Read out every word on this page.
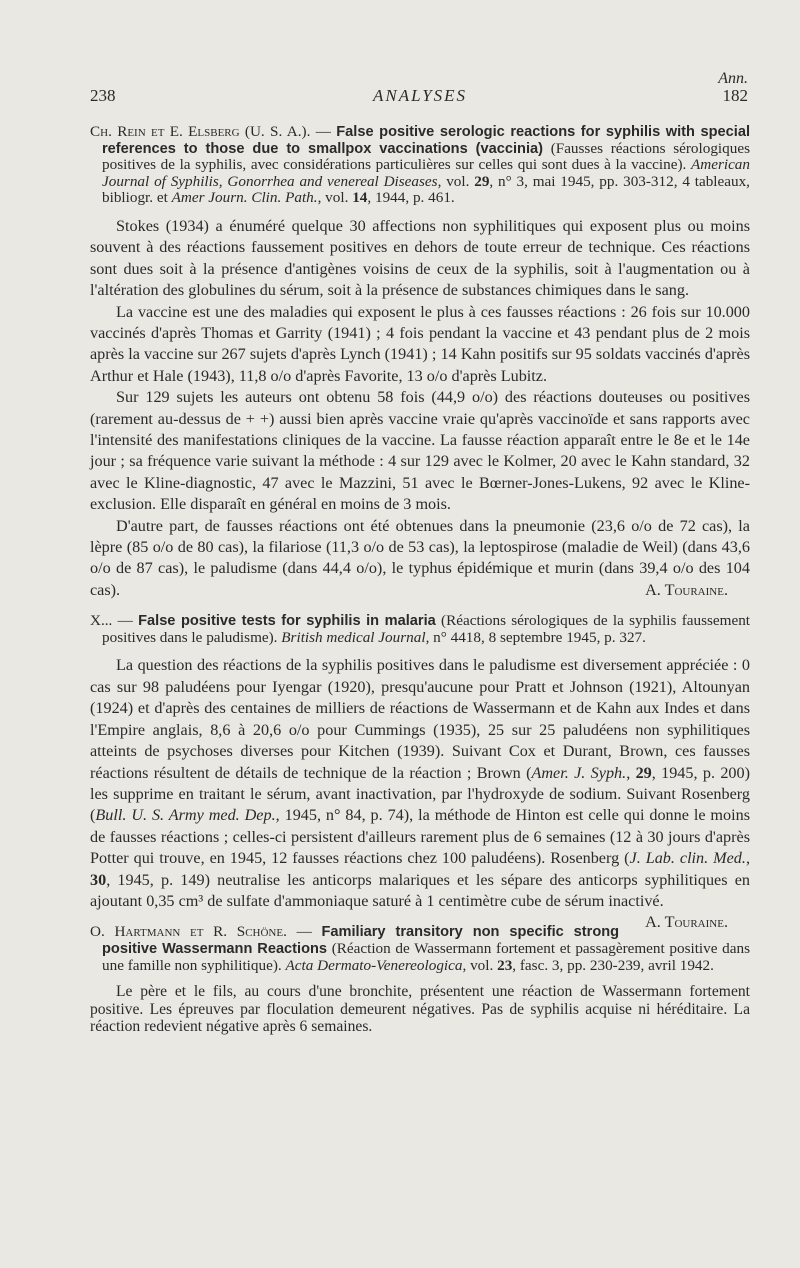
Ann.
238	ANALYSES	182

Ch. Rein et E. Elsberg (U. S. A.). — False positive serologic reactions for syphilis with special references to those due to smallpox vaccinations (vaccinia) (Fausses réactions sérologiques positives de la syphilis, avec considérations particulières sur celles qui sont dues à la vaccine). American Journal of Syphilis, Gonorrhea and venereal Diseases, vol. 29, n° 3, mai 1945, pp. 303-312, 4 tableaux, bibliogr. et Amer Journ. Clin. Path., vol. 14, 1944, p. 461.

Stokes (1934) a énuméré quelque 30 affections non syphilitiques qui exposent plus ou moins souvent à des réactions faussement positives en dehors de toute erreur de technique. Ces réactions sont dues soit à la présence d'antigènes voisins de ceux de la syphilis, soit à l'augmentation ou à l'altération des globulines du sérum, soit à la présence de substances chimiques dans le sang.

La vaccine est une des maladies qui exposent le plus à ces fausses réactions : 26 fois sur 10.000 vaccinés d'après Thomas et Garrity (1941) ; 4 fois pendant la vaccine et 43 pendant plus de 2 mois après la vaccine sur 267 sujets d'après Lynch (1941) ; 14 Kahn positifs sur 95 soldats vaccinés d'après Arthur et Hale (1943), 11,8 o/o d'après Favorite, 13 o/o d'après Lubitz.

Sur 129 sujets les auteurs ont obtenu 58 fois (44,9 o/o) des réactions douteuses ou positives (rarement au-dessus de + +) aussi bien après vaccine vraie qu'après vaccinoïde et sans rapports avec l'intensité des manifestations cliniques de la vaccine. La fausse réaction apparaît entre le 8e et le 14e jour ; sa fréquence varie suivant la méthode : 4 sur 129 avec le Kolmer, 20 avec le Kahn standard, 32 avec le Kline-diagnostic, 47 avec le Mazzini, 51 avec le Bœrner-Jones-Lukens, 92 avec le Kline-exclusion. Elle disparaît en général en moins de 3 mois.

D'autre part, de fausses réactions ont été obtenues dans la pneumonie (23,6 o/o de 72 cas), la lèpre (85 o/o de 80 cas), la filariose (11,3 o/o de 53 cas), la leptospirose (maladie de Weil) (dans 43,6 o/o de 87 cas), le paludisme (dans 44,4 o/o), le typhus épidémique et murin (dans 39,4 o/o des 104 cas).	A. Touraine.

X... — False positive tests for syphilis in malaria (Réactions sérologiques de la syphilis faussement positives dans le paludisme). British medical Journal, n° 4418, 8 septembre 1945, p. 327.

La question des réactions de la syphilis positives dans le paludisme est diversement appréciée : 0 cas sur 98 paludéens pour Iyengar (1920), presqu'aucune pour Pratt et Johnson (1921), Altounyan (1924) et d'après des centaines de milliers de réactions de Wassermann et de Kahn aux Indes et dans l'Empire anglais, 8,6 à 20,6 o/o pour Cummings (1935), 25 sur 25 paludéens non syphilitiques atteints de psychoses diverses pour Kitchen (1939). Suivant Cox et Durant, Brown, ces fausses réactions résultent de détails de technique de la réaction ; Brown (Amer. J. Syph., 29, 1945, p. 200) les supprime en traitant le sérum, avant inactivation, par l'hydroxyde de sodium. Suivant Rosenberg (Bull. U. S. Army med. Dep., 1945, n° 84, p. 74), la méthode de Hinton est celle qui donne le moins de fausses réactions ; celles-ci persistent d'ailleurs rarement plus de 6 semaines (12 à 30 jours d'après Potter qui trouve, en 1945, 12 fausses réactions chez 100 paludéens). Rosenberg (J. Lab. clin. Med., 30, 1945, p. 149) neutralise les anticorps malariques et les sépare des anticorps syphilitiques en ajoutant 0,35 cm³ de sulfate d'ammoniaque saturé à 1 centimètre cube de sérum inactivé.
A. Touraine.

O. Hartmann et R. Schöne. — Familiary transitory non specific strong positive Wassermann Reactions (Réaction de Wassermann fortement et passagèrement positive dans une famille non syphilitique). Acta Dermato-Venereologica, vol. 23, fasc. 3, pp. 230-239, avril 1942.

Le père et le fils, au cours d'une bronchite, présentent une réaction de Wassermann fortement positive. Les épreuves par floculation demeurent négatives. Pas de syphilis acquise ni héréditaire. La réaction redevient négative après 6 semaines.
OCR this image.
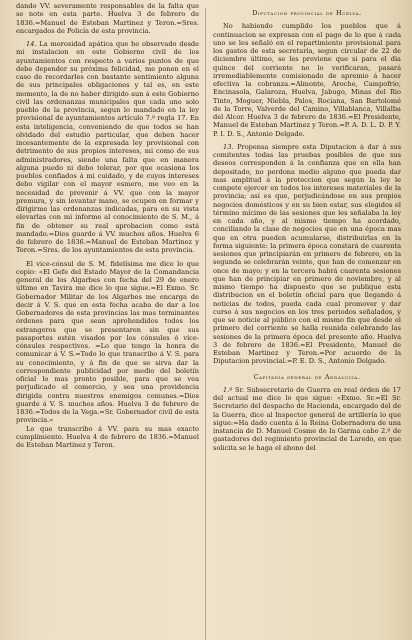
dando VV. severamente responsables de la falta que se note en esta parte. Huelva 3 de febrero de 1836.=Manuel de Esteban Martinez y Teron.=Sres. encargados de Policía de esta provincia.

14. La morosidad apática que he observado desde mi instalacion en este Gobierno civil de los ayuntamientos con respecto a varios puntos de que debe depender su próxima felicidad, me ponen en el caso de recordarles con bastante sentimiento alguna de sus principales obligaciones y tal es, en este momento, la de no haber dirigido aun á este Gobierno civil las ordenanzas municipales que cada uno solo pueblo de la provincia, segun lo mandado en la ley provisional de ayuntamientos artículo 7.º regla 17. En esta inteligencia, conveniendo de que todos se han olvidado del estudio particular, que deben hacer incesantemente de la expresada ley provisional con detrimento de sus propios intereses, mi como de sus administradores, siendo una falta que en manera alguna puedo ni debo tolerar, por que ocasiona los pueblos confiados á mi cuidado, y de cuyos intereses debo vigilar con el mayor esmero, me veo en la necesidad de prevenir á VV. que con la mayor premura, y sin levantar mano, se ocupen en formar y dirigirme las ordenanzas indicadas, para en su vista elevarlas con mi informe al conocimiento de S. M., á fin de obtener su real aprobacion como está mandado.=Dios guarde á VV. muchos años. Huelva 6 de febrero de 1836.=Manuel de Esteban Martinez y Teron.=Sres. de los ayuntamientos de esta provincia.

El vice-cónsul de S. M. fidelísima me dice lo que copio: «El Gefe del Estado Mayor de la Comandancia general de los Algarbes con fecha del 29 de enero último en Tavira me dice lo que sigue.=El Exmo. Sr. Gobernador Militar de los Algarbes me encarga de decir á V. S. que en esta fecha acaba de dar a los Gobernadores de esta provincias las mas terminantes órdenes para que sean aprehendidos todos los estrangeros que se presentaren sin que sus pasaportes estén visados por los cónsules ó vice-cónsules respectivos. =Lo que tengo la honra de comunicar á V. S.=Todo lo que transcribo á V. S. para su conocimiento, y á fin de que se sirva dar la correspondiente publicidad por medio del boletín oficial lo mas pronto posible, para que se vea perjudicado el comercio, y sea una providencia dirigida contra nuestros enemigos comunes.=Dios guarde á V. S. muchos años. Huelva 3 de febrero de 1836.=Todos de la Vega.=Sr. Gobernador civil de esta provincia.»

Lo que transcribo á VV. para su mas exacto cumplimiento. Huelva 4 de febrero de 1836.=Manuel de Esteban Martinez y Teron.

Diputacion provincial de Huelva.

No habiendo cumplido los pueblos que á continuacion se expresan con el pago de lo que á cada uno se les señaló en el repartimiento provisional para los gastos de esta secretaría, segun circular de 22 de diciembre último, se les previene que si para el dia quince del corriente no lo verificaran, pasará irremediablemente comisionado de apremio á hacer efectiva la cobranza.=Almonte, Aroche, Campofrio, Encinasola, Galaroza, Huelva, Jabugo, Minas del Rio Tinto, Moguer, Niebla, Palos, Rociana, San Bartolomé de la Torre, Valverde del Camino, Villablanca, Villalba del Alcor. Huelva 3 de febrero de 1836.=El Presidente, Manuel de Esteban Martinez y Teron.=P. A. D. L. D. P. Y. P. I. D. S., Antonio Delgado.

13. Propensa siempre esta Diputacion á dar á sus comitentes todas las pruebas posibles de que sus deseos corresponden á la confianza que en ella han depositado, no perdona medio alguno que pueda dar mas amplitud á la proteccion que según la ley le compete ejercer en todos los intereses materiales de la provincia; así es que, perjudicándose en sus propios negocios domésticos y en su bien estar, sus elegidos el término mícimo de las sesiones que les señalaba la ley en cada año, y al mismo tiempo ha acordado, conciliando la clase de negocios que en una época mas que en otra pueden acumularse, distribuirlas en la forma siguiente: la primera época constará de cuarenta sesiones que principiarán en primero de febrero, en la segunda se celebrarán veinte, que han de comenzar en once de mayo; y en la tercera habrá cuarenta sesiones que han de principiar en primero de noviembre, y al mismo tiempo ha dispuesto que se publique esta distribucion en el boletín oficial para que llegando á noticias de todos, pueda cada cual promover y dar curso á sus negocios en los tres periodos señalados, y que se noticie al público con el mismo fin que desde el primero del corriente se halla reunida celebrando las sesiones de la primera época del presente año. Huelva 3 de febrero de 1836.=El Presidente, Manuel de Esteban Martinez y Teron.=Por acuerdo de la Diputacion provincial.=P. E. D. S., Antonio Delgado.

Capitanía general de Andalucía.

1.º Sr. Subsecretario de Guerra en real órden de 17 del actual me dice lo que sigue: «Exmo. Sr.=El Sr. Secretario del despacho de Hacienda, encargado del de la Guerra, dice al Inspector general de artillería lo que sigue:=Ha dado cuenta á la Reina Gobernadora de una instancia de D. Manuel Cosme de la Garma cabo 2.º de gastadores del regimiento provincial de Laredo, en que solicita se le haga el abono del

------------------------------

## WHAT THIS TASK INVOLVES
Above are several records. Count the lines among them that contain "faussement" and give only the total.

## WORKED ANSWER
2